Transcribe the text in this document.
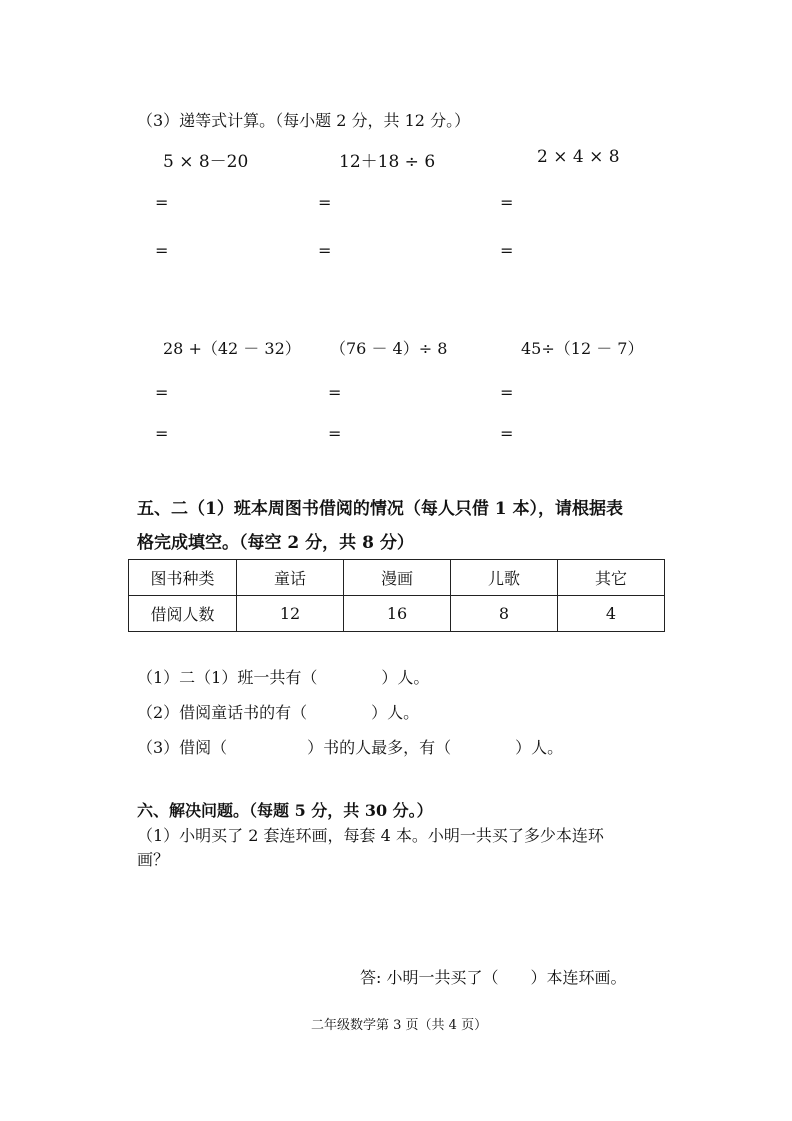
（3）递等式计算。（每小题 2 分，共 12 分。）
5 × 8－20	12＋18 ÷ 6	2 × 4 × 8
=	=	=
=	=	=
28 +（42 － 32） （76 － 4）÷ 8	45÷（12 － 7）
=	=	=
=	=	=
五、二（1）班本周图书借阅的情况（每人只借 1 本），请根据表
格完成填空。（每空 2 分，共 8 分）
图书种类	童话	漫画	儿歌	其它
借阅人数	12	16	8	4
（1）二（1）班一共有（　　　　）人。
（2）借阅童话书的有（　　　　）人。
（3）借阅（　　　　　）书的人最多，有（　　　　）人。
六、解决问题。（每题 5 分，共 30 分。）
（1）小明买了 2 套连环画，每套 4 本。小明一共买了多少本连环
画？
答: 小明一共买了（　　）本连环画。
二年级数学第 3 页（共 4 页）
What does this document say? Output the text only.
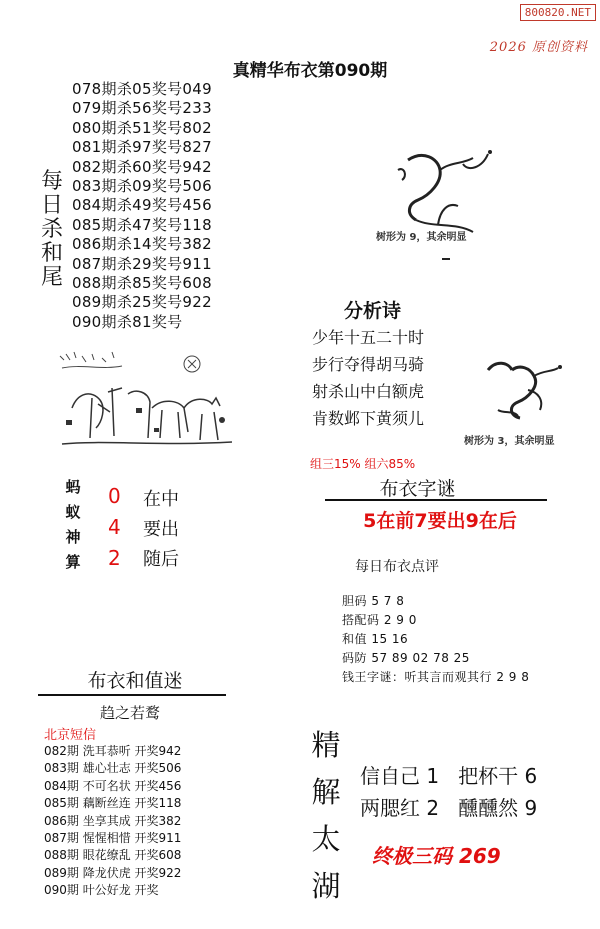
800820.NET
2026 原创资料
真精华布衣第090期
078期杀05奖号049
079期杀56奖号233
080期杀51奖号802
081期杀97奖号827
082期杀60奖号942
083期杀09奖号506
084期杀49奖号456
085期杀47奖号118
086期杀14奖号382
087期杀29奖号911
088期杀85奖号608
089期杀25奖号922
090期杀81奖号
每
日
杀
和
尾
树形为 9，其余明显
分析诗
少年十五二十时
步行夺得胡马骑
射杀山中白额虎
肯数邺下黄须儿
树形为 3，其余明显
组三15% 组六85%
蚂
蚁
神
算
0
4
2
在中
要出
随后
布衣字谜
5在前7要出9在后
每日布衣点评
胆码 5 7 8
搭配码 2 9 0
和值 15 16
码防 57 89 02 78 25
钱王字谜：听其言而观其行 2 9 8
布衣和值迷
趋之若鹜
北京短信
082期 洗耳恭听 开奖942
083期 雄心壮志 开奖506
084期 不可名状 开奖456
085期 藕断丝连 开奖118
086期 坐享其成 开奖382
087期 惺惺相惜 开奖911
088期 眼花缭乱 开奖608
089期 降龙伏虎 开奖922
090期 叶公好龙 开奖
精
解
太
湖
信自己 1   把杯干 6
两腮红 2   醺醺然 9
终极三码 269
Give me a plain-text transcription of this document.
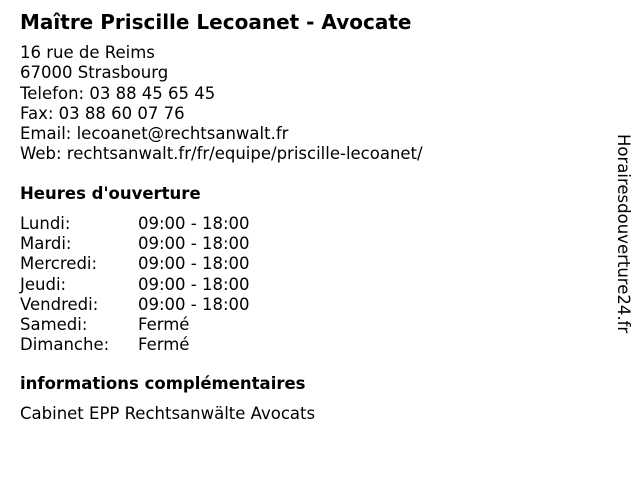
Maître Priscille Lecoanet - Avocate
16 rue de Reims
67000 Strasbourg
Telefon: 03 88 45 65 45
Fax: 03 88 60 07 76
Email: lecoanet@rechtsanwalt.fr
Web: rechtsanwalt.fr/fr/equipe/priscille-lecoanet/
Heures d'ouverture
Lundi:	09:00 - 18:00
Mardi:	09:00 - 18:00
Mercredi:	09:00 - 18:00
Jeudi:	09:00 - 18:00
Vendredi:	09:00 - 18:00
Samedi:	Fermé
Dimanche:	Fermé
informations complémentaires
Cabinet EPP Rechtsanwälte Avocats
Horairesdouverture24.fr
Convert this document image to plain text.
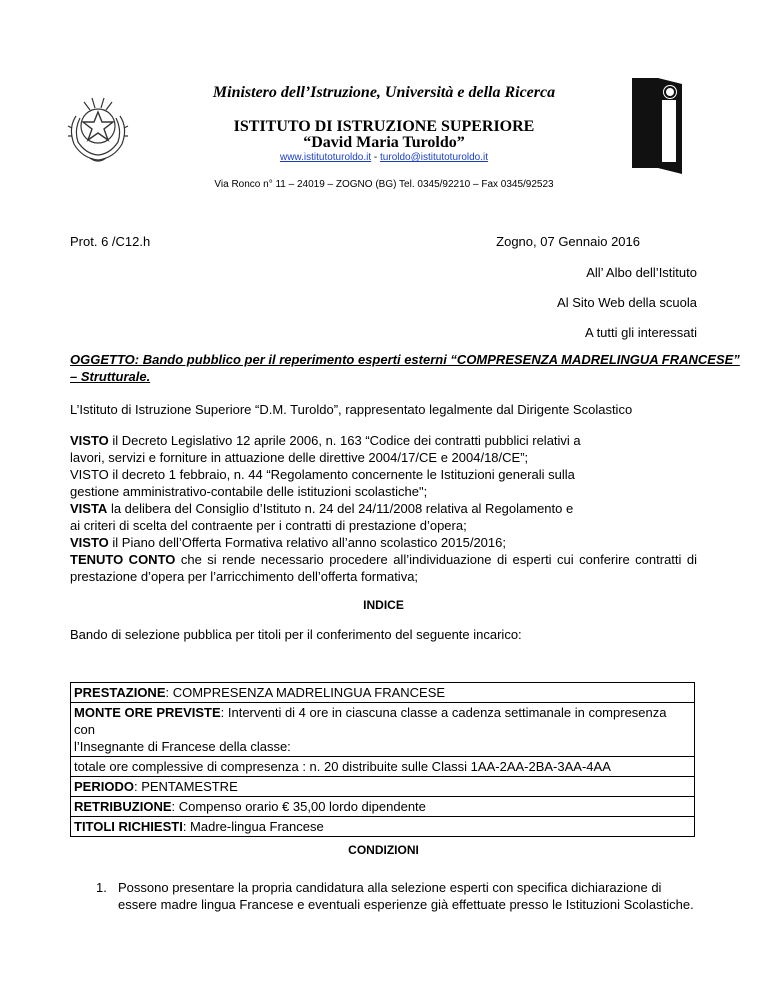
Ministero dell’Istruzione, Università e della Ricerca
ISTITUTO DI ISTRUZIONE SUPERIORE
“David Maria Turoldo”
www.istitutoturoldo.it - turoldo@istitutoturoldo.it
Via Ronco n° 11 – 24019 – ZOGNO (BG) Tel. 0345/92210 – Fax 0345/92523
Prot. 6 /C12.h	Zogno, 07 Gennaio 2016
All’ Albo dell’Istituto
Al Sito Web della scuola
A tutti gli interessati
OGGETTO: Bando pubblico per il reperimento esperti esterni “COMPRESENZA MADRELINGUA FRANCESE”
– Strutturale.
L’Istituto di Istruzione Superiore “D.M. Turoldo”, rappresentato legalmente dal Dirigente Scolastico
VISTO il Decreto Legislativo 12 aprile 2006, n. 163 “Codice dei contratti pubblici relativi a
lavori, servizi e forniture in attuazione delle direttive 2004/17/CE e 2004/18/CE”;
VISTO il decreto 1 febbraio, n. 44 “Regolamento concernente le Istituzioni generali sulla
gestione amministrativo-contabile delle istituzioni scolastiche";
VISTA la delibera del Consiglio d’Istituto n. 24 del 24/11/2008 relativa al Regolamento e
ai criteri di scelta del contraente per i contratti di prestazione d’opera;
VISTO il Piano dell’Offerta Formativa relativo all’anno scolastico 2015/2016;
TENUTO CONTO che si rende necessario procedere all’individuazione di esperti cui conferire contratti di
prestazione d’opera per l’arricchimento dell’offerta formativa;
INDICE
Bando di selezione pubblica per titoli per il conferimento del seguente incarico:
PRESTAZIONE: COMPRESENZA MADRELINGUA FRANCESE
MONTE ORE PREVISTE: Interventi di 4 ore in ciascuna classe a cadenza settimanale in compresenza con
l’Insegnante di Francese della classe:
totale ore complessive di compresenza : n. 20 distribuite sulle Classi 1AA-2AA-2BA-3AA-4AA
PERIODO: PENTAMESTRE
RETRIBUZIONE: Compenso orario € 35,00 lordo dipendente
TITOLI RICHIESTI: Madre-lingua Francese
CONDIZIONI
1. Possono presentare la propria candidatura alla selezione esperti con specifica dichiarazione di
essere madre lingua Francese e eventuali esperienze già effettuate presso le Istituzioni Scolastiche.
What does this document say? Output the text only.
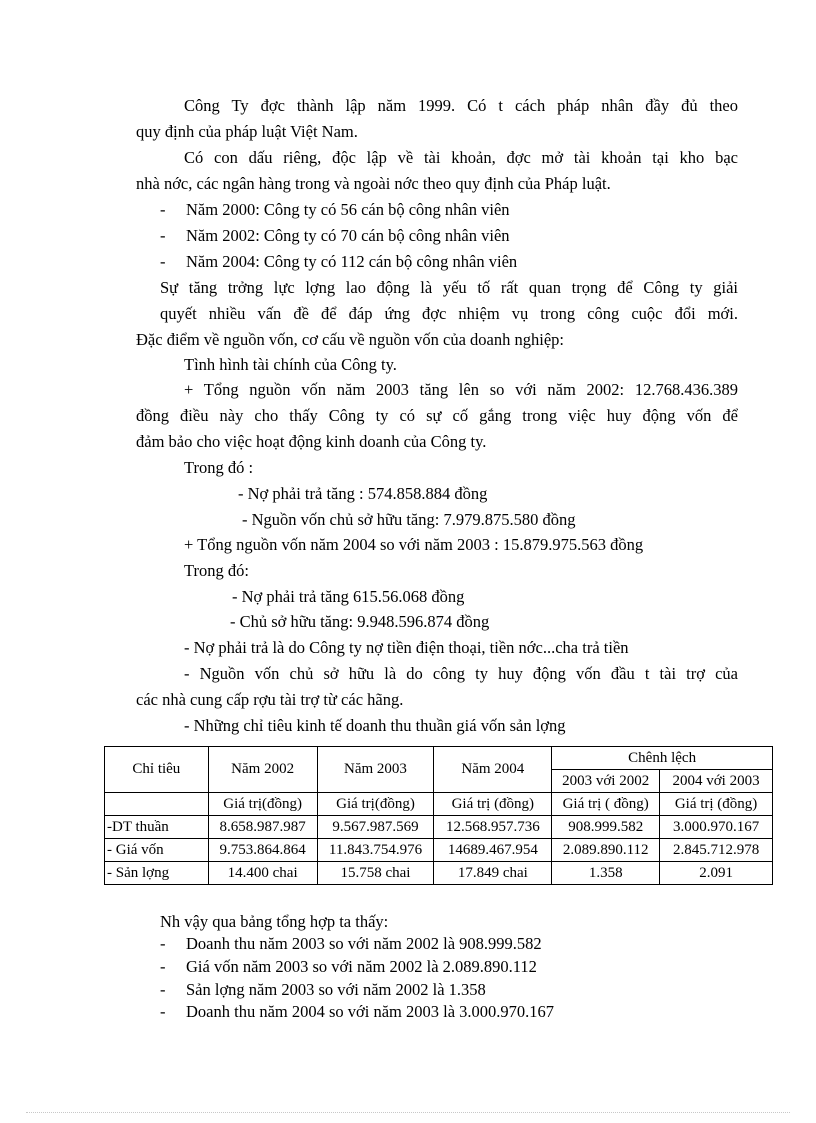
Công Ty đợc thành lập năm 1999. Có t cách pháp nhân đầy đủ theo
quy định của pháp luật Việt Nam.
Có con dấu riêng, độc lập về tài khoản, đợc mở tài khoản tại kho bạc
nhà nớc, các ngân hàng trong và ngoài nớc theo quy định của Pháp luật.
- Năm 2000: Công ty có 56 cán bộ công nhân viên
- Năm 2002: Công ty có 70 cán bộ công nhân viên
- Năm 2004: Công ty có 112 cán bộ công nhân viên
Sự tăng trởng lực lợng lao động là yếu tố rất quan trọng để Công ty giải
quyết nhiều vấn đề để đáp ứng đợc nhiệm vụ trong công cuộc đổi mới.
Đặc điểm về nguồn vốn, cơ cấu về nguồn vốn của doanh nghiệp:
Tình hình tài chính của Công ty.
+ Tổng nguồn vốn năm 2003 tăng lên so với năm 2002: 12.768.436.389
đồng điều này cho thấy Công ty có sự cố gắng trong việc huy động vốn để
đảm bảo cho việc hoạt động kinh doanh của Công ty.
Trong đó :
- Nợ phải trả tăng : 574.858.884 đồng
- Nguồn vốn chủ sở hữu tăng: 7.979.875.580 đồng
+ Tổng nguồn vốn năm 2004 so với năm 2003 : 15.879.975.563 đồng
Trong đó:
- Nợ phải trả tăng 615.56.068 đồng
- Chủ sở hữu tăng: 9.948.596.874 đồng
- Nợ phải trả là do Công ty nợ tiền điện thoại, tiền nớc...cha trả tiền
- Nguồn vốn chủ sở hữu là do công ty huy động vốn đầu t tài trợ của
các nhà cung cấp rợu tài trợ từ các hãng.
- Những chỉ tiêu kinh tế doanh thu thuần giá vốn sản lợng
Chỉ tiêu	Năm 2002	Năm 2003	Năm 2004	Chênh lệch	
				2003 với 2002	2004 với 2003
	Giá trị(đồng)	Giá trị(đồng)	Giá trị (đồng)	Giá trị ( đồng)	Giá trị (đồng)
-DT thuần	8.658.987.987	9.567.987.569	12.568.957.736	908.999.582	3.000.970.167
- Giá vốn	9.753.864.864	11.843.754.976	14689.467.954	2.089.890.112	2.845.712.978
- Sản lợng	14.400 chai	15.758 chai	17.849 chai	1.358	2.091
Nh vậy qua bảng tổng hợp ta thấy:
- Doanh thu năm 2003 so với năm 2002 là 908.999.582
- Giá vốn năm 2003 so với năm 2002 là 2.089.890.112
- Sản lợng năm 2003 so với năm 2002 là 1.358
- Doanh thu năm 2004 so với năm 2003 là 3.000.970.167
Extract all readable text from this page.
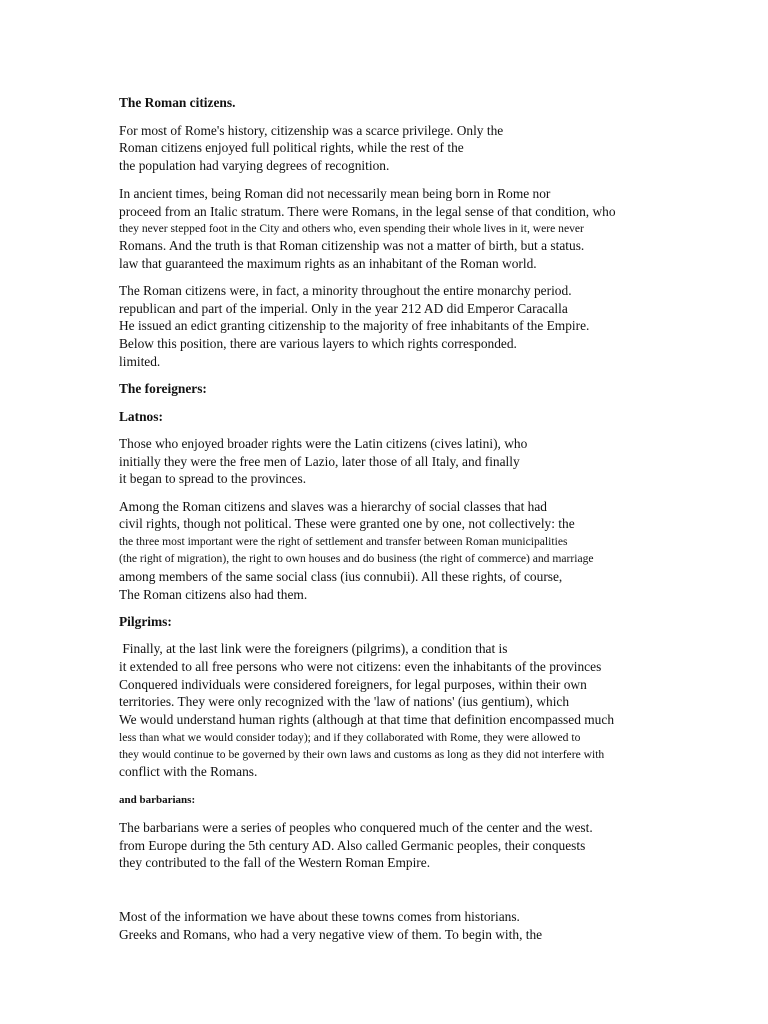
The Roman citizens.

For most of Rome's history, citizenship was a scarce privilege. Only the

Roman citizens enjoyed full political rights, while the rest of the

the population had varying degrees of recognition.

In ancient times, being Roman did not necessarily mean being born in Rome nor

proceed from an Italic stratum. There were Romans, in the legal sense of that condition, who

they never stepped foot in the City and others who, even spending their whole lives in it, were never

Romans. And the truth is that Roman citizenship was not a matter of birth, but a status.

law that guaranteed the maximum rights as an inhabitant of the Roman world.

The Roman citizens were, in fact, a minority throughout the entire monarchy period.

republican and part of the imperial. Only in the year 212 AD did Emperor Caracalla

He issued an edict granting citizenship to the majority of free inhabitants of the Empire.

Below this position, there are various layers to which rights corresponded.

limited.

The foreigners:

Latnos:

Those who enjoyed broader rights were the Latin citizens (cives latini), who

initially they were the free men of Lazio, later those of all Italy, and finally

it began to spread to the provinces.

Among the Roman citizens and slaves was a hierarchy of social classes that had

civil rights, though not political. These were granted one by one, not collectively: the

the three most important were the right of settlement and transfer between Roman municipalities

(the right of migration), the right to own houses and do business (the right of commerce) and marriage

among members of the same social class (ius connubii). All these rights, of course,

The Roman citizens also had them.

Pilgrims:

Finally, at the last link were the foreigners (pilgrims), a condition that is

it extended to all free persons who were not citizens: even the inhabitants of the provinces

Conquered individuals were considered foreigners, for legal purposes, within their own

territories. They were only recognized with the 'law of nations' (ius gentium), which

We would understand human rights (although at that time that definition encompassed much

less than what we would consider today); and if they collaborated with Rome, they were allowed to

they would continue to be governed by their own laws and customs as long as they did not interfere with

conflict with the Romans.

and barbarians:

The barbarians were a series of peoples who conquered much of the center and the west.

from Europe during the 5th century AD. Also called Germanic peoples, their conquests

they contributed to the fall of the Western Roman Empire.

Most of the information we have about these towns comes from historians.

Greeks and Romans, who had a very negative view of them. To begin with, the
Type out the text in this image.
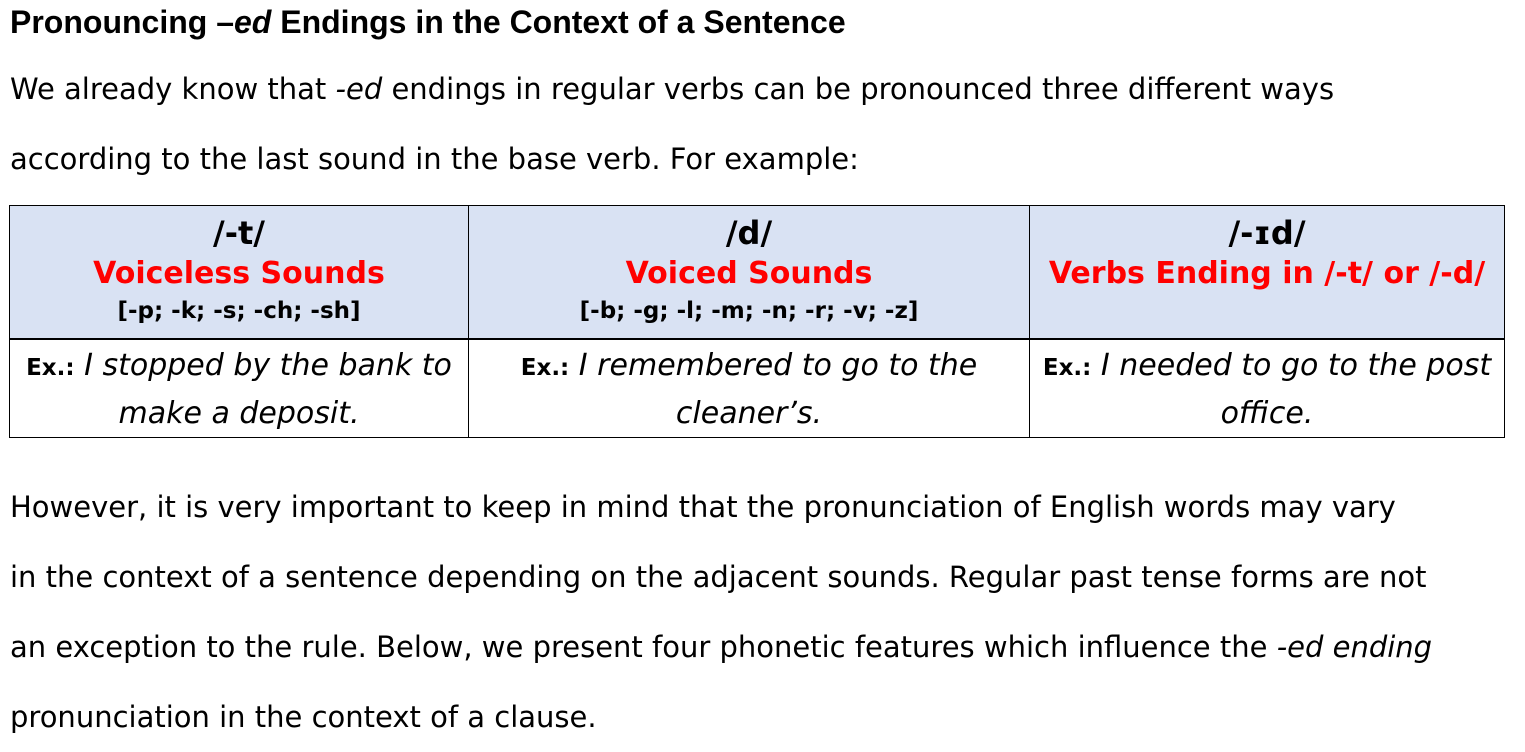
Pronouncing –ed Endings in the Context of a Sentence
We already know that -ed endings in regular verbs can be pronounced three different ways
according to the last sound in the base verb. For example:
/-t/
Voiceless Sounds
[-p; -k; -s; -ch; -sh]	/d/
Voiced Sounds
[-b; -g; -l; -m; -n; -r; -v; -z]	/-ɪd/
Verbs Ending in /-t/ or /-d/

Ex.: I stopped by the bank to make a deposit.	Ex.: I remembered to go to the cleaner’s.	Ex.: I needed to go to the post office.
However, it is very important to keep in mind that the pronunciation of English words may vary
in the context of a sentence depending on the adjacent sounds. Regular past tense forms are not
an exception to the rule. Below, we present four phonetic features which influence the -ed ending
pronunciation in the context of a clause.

===============

Task:
List the lines of the entries that include "condition".

Reply to the exercise:
proceed from an Italic stratum. There were Romans, in the legal sense of that condition, who
Finally, at the last link were the foreigners (pilgrims), a condition that is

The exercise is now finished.